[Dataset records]
_____

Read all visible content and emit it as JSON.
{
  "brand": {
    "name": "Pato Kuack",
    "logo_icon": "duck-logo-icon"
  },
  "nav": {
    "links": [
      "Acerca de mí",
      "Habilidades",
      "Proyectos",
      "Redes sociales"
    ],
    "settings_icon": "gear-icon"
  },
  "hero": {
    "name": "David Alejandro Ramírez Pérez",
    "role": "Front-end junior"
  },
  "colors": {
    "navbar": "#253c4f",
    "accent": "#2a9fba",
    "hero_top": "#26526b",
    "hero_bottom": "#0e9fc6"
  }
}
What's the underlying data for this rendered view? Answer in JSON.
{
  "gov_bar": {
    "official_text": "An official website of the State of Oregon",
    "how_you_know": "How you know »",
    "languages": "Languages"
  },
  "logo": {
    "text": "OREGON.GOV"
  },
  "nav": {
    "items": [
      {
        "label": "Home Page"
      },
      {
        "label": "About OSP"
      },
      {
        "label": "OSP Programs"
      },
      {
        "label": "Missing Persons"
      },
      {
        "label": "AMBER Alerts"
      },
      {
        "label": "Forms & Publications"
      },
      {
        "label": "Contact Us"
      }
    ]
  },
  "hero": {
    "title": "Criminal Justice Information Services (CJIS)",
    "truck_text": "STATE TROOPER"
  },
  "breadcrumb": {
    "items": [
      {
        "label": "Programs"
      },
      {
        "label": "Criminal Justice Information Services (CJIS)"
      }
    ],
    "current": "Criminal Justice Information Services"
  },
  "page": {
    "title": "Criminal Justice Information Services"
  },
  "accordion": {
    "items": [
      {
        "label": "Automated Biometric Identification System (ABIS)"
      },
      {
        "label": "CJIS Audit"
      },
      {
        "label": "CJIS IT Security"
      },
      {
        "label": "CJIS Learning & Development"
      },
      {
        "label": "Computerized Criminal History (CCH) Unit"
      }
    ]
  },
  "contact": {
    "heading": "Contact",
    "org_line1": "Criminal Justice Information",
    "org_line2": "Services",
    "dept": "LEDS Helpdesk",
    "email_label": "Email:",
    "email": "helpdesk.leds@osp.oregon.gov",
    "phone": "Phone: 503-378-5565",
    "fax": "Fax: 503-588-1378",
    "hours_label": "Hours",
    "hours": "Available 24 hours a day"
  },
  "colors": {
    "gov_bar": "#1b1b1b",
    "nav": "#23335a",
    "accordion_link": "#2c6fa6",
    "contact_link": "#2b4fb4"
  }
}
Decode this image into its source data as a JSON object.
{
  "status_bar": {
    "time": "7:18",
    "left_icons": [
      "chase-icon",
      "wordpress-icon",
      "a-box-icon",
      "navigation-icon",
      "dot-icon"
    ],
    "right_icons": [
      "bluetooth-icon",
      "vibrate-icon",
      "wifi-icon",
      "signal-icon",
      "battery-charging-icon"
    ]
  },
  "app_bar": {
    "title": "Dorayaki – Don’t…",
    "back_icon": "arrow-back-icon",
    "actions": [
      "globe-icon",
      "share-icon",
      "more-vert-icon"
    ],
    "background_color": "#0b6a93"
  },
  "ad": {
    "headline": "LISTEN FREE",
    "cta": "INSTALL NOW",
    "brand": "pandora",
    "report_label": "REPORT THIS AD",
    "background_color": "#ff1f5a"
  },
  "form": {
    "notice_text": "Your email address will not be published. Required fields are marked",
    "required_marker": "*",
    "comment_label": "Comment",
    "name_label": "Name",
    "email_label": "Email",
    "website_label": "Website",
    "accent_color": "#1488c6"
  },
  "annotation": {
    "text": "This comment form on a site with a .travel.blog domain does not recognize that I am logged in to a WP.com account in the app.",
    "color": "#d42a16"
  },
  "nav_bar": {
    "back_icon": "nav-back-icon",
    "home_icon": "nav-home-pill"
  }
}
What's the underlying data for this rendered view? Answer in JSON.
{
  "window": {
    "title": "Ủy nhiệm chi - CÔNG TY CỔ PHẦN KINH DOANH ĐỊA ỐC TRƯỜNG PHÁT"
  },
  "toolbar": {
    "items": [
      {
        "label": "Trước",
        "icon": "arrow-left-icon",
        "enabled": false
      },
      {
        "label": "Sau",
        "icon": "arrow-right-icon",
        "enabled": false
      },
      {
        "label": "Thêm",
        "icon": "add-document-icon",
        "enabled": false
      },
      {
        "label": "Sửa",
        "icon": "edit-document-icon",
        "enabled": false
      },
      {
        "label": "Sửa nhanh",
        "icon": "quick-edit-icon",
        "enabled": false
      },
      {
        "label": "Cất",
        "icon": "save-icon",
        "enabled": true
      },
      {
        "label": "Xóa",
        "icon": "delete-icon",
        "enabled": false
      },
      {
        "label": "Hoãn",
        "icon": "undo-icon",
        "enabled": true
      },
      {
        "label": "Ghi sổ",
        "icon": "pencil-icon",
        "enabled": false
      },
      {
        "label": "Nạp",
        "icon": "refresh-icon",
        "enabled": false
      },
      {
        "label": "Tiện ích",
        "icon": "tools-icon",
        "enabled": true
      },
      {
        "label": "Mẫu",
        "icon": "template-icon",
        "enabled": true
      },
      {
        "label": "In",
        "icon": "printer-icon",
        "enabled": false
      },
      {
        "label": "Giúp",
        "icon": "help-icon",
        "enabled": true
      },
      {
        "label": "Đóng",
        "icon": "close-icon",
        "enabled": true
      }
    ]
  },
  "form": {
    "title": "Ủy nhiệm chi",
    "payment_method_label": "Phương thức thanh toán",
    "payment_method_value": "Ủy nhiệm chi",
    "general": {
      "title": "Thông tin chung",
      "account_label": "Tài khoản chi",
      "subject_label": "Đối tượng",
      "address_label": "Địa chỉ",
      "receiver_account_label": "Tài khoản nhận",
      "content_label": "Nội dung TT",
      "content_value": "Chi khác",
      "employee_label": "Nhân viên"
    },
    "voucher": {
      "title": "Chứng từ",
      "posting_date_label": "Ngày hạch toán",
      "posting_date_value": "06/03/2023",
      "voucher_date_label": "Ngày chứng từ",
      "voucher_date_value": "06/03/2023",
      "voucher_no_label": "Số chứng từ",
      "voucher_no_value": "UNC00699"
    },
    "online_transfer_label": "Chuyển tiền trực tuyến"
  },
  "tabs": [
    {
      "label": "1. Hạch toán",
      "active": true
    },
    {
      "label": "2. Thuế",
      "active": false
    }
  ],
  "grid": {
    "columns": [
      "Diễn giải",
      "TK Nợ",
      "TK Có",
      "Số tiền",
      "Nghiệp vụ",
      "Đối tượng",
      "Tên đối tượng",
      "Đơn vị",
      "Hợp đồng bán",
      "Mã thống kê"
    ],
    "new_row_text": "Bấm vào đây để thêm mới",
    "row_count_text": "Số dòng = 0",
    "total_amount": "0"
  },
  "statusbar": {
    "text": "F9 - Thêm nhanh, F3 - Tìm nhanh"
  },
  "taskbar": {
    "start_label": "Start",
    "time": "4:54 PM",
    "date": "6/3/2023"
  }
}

_____

▶ [WHAT THIS TASK INVOLVES]: Return all lines containing "arrow".

▶ [THE OUTPUT]:
    "back_icon": "arrow-back-icon",
        "icon": "arrow-left-icon",
        "icon": "arrow-right-icon",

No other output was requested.